◆ **Written exercise**:
What follows is a set of entries. Repeat them exactly, but not their pictures.

-- Start of Provided information --

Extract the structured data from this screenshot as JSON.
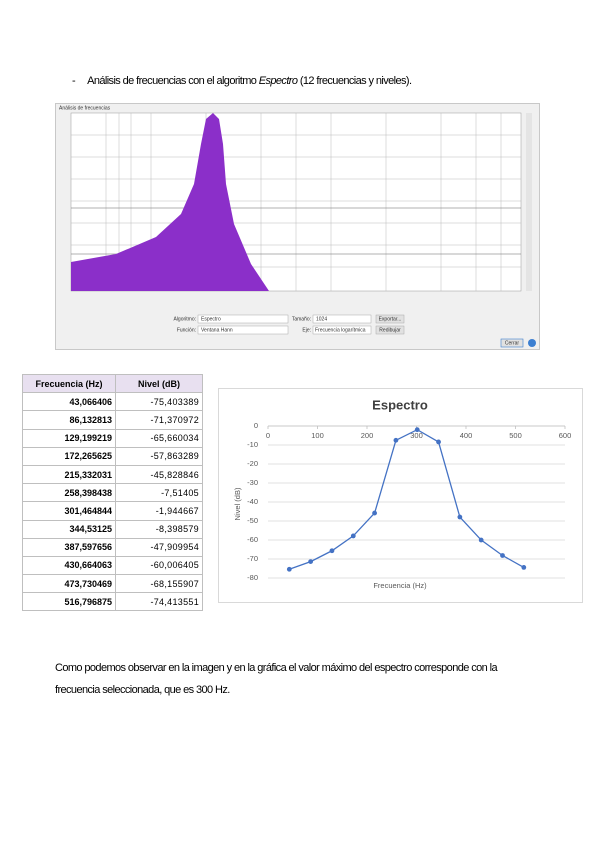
{
  "heading": {
    "bullet": "-",
    "before": "Análisis de frecuencias con el algoritmo ",
    "italic": "Espectro",
    "after": " (12 frecuencias y niveles)."
  },
  "screenshot": {
    "window_title": "Análisis de frecuencias",
    "algoritmo_label": "Algoritmo:",
    "algoritmo": "Espectro",
    "funcion_label": "Función:",
    "funcion": "Ventana Hann",
    "tamano_label": "Tamaño:",
    "tamano": "1024",
    "eje_label": "Eje:",
    "eje": "Frecuencia logarítmica",
    "exportar": "Exportar...",
    "redibujar": "Redibujar",
    "cerrar": "Cerrar"
  },
  "table": {
    "header": [
      "Frecuencia (Hz)",
      "Nivel (dB)"
    ],
    "rows": [
      [
        "43,066406",
        "-75,403389"
      ],
      [
        "86,132813",
        "-71,370972"
      ],
      [
        "129,199219",
        "-65,660034"
      ],
      [
        "172,265625",
        "-57,863289"
      ],
      [
        "215,332031",
        "-45,828846"
      ],
      [
        "258,398438",
        "-7,51405"
      ],
      [
        "301,464844",
        "-1,944667"
      ],
      [
        "344,53125",
        "-8,398579"
      ],
      [
        "387,597656",
        "-47,909954"
      ],
      [
        "430,664063",
        "-60,006405"
      ],
      [
        "473,730469",
        "-68,155907"
      ],
      [
        "516,796875",
        "-74,413551"
      ]
    ]
  },
  "chart_data": {
    "type": "line",
    "title": "Espectro",
    "x_label": "Frecuencia (Hz)",
    "y_label": "Nivel (dB)",
    "x": [
      43.066406,
      86.132813,
      129.199219,
      172.265625,
      215.332031,
      258.398438,
      301.464844,
      344.53125,
      387.597656,
      430.664063,
      473.730469,
      516.796875
    ],
    "series": [
      {
        "color": "#4472c4",
        "values": [
          -75.403389,
          -71.370972,
          -65.660034,
          -57.863289,
          -45.828846,
          -7.51405,
          -1.944667,
          -8.398579,
          -47.909954,
          -60.006405,
          -68.155907,
          -74.413551
        ]
      }
    ],
    "xlim": [
      0,
      600
    ],
    "xticks": [
      0,
      100,
      200,
      300,
      400,
      500,
      600
    ],
    "ylim": [
      -80,
      0
    ],
    "yticks": [
      0,
      -10,
      -20,
      -30,
      -40,
      -50,
      -60,
      -70,
      -80
    ],
    "grid": true,
    "x_axis_position": "top"
  },
  "paragraph": {
    "lines": [
      "Como podemos observar en la imagen y en la gráfica el valor máximo del espectro corresponde con la",
      "frecuencia seleccionada, que es 300 Hz."
    ]
  }
}
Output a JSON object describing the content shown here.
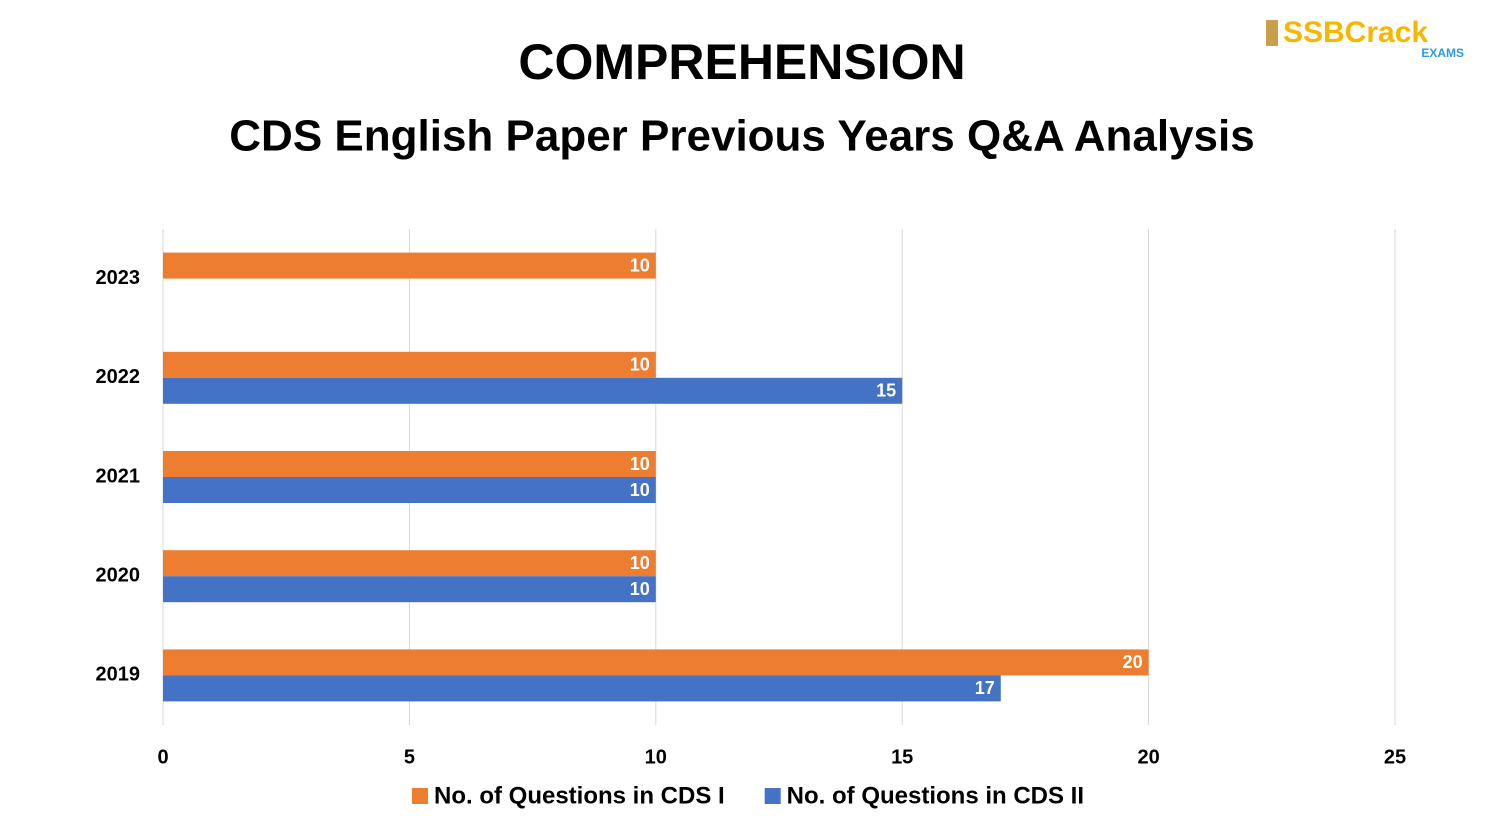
{
  "logo": {
    "name": "SSBCrack",
    "tag": "EXAMS"
  },
  "chart_data": {
    "type": "bar",
    "orientation": "horizontal",
    "title": "COMPREHENSION",
    "subtitle": "CDS English Paper Previous Years Q&A Analysis",
    "categories": [
      "2019",
      "2020",
      "2021",
      "2022",
      "2023"
    ],
    "series": [
      {
        "name": "No. of Questions in CDS I",
        "color": "#ed7d31",
        "values": [
          20,
          10,
          10,
          10,
          10
        ]
      },
      {
        "name": "No. of Questions in CDS II",
        "color": "#4472c4",
        "values": [
          17,
          10,
          10,
          15,
          null
        ]
      }
    ],
    "xlim": [
      0,
      25
    ],
    "xticks": [
      0,
      5,
      10,
      15,
      20,
      25
    ],
    "grid": true,
    "legend": "bottom"
  }
}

-- End of Provided information --

◆ **Answer in full**:
Extract the structured data from this screenshot as JSON.
{
  "heading": {
    "bullet": "-",
    "before": "Análisis de frecuencias con el algoritmo ",
    "italic": "Espectro",
    "after": " (12 frecuencias y niveles)."
  },
  "screenshot": {
    "window_title": "Análisis de frecuencias",
    "algoritmo_label": "Algoritmo:",
    "algoritmo": "Espectro",
    "funcion_label": "Función:",
    "funcion": "Ventana Hann",
    "tamano_label": "Tamaño:",
    "tamano": "1024",
    "eje_label": "Eje:",
    "eje": "Frecuencia logarítmica",
    "exportar": "Exportar...",
    "redibujar": "Redibujar",
    "cerrar": "Cerrar"
  },
  "table": {
    "header": [
      "Frecuencia (Hz)",
      "Nivel (dB)"
    ],
    "rows": [
      [
        "43,066406",
        "-75,403389"
      ],
      [
        "86,132813",
        "-71,370972"
      ],
      [
        "129,199219",
        "-65,660034"
      ],
      [
        "172,265625",
        "-57,863289"
      ],
      [
        "215,332031",
        "-45,828846"
      ],
      [
        "258,398438",
        "-7,51405"
      ],
      [
        "301,464844",
        "-1,944667"
      ],
      [
        "344,53125",
        "-8,398579"
      ],
      [
        "387,597656",
        "-47,909954"
      ],
      [
        "430,664063",
        "-60,006405"
      ],
      [
        "473,730469",
        "-68,155907"
      ],
      [
        "516,796875",
        "-74,413551"
      ]
    ]
  },
  "chart_data": {
    "type": "line",
    "title": "Espectro",
    "x_label": "Frecuencia (Hz)",
    "y_label": "Nivel (dB)",
    "x": [
      43.066406,
      86.132813,
      129.199219,
      172.265625,
      215.332031,
      258.398438,
      301.464844,
      344.53125,
      387.597656,
      430.664063,
      473.730469,
      516.796875
    ],
    "series": [
      {
        "color": "#4472c4",
        "values": [
          -75.403389,
          -71.370972,
          -65.660034,
          -57.863289,
          -45.828846,
          -7.51405,
          -1.944667,
          -8.398579,
          -47.909954,
          -60.006405,
          -68.155907,
          -74.413551
        ]
      }
    ],
    "xlim": [
      0,
      600
    ],
    "xticks": [
      0,
      100,
      200,
      300,
      400,
      500,
      600
    ],
    "ylim": [
      -80,
      0
    ],
    "yticks": [
      0,
      -10,
      -20,
      -30,
      -40,
      -50,
      -60,
      -70,
      -80
    ],
    "grid": true,
    "x_axis_position": "top"
  },
  "paragraph": {
    "lines": [
      "Como podemos observar en la imagen y en la gráfica el valor máximo del espectro corresponde con la",
      "frecuencia seleccionada, que es 300 Hz."
    ]
  }
}
Output a JSON object describing the content shown here.
{
  "logo": {
    "name": "SSBCrack",
    "tag": "EXAMS"
  },
  "chart_data": {
    "type": "bar",
    "orientation": "horizontal",
    "title": "COMPREHENSION",
    "subtitle": "CDS English Paper Previous Years Q&A Analysis",
    "categories": [
      "2019",
      "2020",
      "2021",
      "2022",
      "2023"
    ],
    "series": [
      {
        "name": "No. of Questions in CDS I",
        "color": "#ed7d31",
        "values": [
          20,
          10,
          10,
          10,
          10
        ]
      },
      {
        "name": "No. of Questions in CDS II",
        "color": "#4472c4",
        "values": [
          17,
          10,
          10,
          15,
          null
        ]
      }
    ],
    "xlim": [
      0,
      25
    ],
    "xticks": [
      0,
      5,
      10,
      15,
      20,
      25
    ],
    "grid": true,
    "legend": "bottom"
  }
}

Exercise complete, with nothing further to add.